THE EXERCISE
The records below are split into lines. How many of those lines contain the string "pelos"? Reply with the number only.

GIVEN DATA
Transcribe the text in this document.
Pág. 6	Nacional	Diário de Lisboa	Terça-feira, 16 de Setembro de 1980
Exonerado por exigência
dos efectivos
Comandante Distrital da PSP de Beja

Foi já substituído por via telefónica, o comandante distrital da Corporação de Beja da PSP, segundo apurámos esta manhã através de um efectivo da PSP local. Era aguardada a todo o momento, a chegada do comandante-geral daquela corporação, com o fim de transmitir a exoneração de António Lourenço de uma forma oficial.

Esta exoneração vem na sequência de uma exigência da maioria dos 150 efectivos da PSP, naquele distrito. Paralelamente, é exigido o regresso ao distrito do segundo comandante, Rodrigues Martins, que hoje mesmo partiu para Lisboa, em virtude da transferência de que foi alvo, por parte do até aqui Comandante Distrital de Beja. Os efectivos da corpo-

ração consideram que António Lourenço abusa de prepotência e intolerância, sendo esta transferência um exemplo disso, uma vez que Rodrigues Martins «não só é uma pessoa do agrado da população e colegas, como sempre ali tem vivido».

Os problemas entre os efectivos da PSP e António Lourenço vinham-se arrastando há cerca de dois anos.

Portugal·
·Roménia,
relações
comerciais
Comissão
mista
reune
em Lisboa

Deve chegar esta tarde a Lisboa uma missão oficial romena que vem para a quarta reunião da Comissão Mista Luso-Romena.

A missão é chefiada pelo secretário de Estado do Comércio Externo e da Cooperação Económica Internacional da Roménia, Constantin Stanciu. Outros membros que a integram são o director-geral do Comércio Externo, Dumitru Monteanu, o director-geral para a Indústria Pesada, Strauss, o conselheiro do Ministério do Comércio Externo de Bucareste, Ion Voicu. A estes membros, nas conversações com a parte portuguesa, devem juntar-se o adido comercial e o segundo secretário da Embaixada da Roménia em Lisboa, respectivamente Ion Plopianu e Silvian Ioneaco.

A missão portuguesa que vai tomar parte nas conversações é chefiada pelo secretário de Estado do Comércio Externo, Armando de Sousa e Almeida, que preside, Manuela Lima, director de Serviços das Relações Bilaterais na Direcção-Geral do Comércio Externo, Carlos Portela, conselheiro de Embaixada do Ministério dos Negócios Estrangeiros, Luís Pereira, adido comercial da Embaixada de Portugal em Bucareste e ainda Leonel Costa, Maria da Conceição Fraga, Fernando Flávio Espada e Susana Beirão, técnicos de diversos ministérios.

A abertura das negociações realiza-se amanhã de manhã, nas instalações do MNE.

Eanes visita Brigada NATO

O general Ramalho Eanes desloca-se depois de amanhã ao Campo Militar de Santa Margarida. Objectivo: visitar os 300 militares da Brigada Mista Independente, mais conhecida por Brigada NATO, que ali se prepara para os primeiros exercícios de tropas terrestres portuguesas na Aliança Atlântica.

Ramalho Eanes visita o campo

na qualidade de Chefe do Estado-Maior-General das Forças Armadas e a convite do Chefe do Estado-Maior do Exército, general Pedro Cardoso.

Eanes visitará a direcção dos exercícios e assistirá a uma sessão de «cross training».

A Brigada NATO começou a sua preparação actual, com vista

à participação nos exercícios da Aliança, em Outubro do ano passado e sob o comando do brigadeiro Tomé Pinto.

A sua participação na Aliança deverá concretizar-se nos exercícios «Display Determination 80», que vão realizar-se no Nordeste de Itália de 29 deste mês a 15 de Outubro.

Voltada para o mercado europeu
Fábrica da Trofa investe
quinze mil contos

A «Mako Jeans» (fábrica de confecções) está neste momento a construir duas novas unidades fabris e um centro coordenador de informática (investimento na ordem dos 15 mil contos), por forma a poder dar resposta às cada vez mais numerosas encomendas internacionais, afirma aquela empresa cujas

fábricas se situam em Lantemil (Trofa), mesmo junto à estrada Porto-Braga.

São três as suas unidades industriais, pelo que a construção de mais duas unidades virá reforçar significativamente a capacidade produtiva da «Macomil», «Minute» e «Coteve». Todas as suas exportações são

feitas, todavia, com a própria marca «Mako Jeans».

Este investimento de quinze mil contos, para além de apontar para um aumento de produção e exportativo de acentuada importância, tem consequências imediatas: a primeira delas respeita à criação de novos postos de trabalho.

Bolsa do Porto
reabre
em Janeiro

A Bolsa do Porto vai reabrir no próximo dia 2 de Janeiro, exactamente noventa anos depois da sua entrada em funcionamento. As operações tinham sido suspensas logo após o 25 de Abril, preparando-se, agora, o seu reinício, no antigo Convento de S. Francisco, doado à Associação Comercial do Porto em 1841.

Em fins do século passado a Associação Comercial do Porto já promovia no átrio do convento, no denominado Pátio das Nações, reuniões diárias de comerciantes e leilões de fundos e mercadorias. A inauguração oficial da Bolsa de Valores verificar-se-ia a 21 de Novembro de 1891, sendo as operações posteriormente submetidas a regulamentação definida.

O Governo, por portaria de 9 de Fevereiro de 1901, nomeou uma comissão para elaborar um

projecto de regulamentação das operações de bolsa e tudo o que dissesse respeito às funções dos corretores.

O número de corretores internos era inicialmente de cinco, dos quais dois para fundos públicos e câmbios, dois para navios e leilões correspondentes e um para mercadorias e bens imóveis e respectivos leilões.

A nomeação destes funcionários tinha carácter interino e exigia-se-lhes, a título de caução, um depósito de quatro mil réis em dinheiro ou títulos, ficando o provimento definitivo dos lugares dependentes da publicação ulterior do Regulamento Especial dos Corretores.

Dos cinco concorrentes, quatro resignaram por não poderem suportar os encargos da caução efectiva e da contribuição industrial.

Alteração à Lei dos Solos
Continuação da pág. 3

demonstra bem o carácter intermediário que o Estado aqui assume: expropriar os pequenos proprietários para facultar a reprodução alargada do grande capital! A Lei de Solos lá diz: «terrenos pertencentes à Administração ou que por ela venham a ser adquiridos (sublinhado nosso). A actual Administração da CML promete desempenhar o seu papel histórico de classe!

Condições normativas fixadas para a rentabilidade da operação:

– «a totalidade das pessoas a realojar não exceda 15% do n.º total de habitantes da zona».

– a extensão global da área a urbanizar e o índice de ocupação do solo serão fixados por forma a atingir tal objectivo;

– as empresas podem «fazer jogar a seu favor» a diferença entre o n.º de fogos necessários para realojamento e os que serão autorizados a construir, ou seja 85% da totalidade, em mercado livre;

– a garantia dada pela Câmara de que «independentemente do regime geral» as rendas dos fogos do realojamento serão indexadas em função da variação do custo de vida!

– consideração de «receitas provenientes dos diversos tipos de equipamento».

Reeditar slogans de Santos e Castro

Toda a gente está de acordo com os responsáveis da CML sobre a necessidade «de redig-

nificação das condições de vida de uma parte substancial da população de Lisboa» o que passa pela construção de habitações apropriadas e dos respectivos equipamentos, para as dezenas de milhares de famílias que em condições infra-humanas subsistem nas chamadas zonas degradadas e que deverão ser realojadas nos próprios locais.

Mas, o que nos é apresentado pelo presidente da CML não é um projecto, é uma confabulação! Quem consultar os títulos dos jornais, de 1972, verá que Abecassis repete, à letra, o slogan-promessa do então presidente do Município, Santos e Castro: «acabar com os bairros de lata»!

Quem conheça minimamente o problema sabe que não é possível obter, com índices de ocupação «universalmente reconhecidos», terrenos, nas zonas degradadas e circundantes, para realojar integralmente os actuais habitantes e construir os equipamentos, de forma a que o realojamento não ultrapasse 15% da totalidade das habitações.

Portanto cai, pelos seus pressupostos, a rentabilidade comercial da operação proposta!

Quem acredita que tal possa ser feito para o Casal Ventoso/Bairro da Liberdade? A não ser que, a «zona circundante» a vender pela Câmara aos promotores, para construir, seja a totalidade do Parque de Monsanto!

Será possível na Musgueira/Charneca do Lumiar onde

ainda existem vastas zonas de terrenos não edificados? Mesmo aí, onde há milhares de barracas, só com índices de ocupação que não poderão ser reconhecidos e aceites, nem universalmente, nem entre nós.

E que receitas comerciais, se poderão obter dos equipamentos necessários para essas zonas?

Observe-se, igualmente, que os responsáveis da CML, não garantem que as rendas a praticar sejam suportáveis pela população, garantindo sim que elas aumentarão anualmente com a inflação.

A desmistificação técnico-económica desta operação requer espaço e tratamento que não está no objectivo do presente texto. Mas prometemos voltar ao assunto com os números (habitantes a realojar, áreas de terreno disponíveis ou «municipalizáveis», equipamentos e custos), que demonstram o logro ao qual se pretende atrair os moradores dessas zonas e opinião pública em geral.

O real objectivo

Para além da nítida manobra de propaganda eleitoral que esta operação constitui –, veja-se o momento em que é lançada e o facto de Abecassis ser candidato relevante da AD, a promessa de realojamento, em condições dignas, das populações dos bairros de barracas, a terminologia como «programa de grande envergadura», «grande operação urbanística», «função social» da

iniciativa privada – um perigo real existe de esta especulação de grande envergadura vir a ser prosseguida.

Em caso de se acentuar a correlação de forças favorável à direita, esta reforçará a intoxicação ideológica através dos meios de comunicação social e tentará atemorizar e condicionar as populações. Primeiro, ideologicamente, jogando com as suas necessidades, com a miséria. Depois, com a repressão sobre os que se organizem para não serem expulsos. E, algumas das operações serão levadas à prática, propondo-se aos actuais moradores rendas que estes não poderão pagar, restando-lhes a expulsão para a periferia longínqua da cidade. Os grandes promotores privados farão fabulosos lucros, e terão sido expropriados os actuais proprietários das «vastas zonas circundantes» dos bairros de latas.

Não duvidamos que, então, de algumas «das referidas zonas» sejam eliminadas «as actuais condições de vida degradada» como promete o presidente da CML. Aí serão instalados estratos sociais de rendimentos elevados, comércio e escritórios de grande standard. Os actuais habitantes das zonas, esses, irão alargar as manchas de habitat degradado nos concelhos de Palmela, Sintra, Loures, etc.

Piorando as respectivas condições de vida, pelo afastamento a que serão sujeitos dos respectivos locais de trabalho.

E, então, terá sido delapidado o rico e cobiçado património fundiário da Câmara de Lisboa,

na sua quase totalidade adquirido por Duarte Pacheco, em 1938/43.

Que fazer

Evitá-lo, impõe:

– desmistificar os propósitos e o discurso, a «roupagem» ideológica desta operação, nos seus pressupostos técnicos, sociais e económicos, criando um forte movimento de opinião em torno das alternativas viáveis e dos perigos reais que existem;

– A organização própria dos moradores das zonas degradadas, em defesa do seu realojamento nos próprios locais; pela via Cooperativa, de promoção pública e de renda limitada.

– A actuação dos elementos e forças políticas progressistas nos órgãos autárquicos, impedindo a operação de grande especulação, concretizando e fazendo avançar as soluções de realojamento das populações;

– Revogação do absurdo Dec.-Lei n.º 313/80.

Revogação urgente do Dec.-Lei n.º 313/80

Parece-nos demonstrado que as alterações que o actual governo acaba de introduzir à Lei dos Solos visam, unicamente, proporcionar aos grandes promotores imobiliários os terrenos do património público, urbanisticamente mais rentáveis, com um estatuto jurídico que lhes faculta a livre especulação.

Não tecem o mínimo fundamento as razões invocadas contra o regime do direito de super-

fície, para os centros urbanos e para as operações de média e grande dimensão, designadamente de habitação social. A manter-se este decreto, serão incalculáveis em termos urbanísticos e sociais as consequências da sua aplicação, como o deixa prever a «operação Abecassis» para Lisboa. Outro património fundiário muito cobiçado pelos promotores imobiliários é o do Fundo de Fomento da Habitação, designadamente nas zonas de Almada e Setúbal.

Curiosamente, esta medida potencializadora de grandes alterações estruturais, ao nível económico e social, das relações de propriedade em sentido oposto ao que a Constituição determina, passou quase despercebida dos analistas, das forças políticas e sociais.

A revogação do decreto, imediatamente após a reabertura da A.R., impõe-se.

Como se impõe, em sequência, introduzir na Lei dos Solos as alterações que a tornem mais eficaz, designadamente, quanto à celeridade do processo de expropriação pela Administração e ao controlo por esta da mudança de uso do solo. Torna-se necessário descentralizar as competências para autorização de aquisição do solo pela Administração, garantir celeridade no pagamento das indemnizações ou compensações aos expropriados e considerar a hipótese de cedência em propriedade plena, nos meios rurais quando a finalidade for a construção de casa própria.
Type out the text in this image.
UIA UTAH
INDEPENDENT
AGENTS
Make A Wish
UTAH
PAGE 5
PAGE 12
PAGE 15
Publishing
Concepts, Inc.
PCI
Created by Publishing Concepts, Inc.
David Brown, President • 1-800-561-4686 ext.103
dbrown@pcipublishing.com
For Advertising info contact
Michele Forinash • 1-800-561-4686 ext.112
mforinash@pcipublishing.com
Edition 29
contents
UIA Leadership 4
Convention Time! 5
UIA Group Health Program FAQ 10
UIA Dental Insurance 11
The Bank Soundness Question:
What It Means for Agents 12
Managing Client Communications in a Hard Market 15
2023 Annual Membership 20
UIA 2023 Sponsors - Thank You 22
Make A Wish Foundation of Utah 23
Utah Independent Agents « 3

WORKED SOLUTION
2